WHAT NEEDS TO BE DONE
Count the lines in the entries below that include the word "labels". Give nothing but the number.

═══ DATA EXTRACT

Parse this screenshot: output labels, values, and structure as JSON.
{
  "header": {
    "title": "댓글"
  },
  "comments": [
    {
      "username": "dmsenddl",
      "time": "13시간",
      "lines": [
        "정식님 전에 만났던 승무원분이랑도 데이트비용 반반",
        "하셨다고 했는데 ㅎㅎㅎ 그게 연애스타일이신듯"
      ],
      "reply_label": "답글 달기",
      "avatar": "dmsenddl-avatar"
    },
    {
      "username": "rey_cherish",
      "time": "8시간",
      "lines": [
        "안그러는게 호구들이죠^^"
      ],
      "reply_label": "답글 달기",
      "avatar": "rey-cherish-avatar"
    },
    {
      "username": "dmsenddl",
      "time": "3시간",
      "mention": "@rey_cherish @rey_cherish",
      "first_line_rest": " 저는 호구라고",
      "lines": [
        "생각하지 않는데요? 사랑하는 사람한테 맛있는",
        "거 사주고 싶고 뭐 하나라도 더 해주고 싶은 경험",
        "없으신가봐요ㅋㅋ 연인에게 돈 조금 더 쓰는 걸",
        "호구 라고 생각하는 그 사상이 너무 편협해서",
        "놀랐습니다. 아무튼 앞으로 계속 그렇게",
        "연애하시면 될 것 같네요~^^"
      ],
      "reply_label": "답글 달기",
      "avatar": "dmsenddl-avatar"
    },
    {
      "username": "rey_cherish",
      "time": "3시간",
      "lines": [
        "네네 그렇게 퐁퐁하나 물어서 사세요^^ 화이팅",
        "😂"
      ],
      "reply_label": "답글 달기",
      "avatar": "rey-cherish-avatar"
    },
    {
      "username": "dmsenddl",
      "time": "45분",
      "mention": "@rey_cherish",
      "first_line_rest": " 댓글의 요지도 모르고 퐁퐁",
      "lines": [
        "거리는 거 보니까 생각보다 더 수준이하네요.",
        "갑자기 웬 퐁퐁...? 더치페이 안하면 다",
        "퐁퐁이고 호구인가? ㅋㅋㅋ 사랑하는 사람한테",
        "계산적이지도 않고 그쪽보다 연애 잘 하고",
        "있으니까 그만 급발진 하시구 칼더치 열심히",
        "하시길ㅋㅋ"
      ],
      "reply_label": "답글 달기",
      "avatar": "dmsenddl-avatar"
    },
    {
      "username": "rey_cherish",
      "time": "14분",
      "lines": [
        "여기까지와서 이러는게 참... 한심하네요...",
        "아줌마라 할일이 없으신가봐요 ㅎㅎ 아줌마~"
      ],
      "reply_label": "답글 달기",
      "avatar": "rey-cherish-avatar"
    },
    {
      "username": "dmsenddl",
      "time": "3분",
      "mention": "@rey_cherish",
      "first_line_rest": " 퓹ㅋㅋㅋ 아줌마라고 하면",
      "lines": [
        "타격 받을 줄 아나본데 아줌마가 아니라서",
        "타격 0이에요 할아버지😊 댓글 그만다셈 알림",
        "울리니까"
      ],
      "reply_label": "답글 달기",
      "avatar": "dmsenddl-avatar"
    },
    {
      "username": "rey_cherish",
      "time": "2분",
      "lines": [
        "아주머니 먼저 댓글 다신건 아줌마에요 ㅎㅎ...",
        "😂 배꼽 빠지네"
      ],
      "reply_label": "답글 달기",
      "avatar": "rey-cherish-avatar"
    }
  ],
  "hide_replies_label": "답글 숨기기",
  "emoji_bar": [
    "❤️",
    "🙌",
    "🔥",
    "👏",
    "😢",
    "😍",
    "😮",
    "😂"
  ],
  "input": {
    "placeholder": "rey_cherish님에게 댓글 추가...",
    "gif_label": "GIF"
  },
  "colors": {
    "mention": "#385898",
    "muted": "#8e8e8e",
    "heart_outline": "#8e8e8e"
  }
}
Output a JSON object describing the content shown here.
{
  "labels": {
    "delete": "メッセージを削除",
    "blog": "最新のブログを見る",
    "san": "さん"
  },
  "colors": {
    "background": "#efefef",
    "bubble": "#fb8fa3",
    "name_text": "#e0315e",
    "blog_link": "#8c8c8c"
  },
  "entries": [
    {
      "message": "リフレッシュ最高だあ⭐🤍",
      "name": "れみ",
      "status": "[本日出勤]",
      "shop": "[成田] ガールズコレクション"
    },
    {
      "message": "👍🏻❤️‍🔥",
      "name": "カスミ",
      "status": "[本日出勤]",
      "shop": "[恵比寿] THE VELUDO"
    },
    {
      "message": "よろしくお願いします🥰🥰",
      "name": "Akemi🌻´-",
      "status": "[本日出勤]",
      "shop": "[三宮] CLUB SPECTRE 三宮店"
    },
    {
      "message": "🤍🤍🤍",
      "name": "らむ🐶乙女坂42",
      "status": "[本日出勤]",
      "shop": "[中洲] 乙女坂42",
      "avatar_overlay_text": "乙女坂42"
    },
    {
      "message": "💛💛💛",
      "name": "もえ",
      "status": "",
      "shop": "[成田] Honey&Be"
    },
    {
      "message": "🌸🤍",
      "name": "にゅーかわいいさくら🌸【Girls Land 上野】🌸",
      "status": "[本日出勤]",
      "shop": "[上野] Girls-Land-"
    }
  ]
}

══════

OUTPUT BELOW
2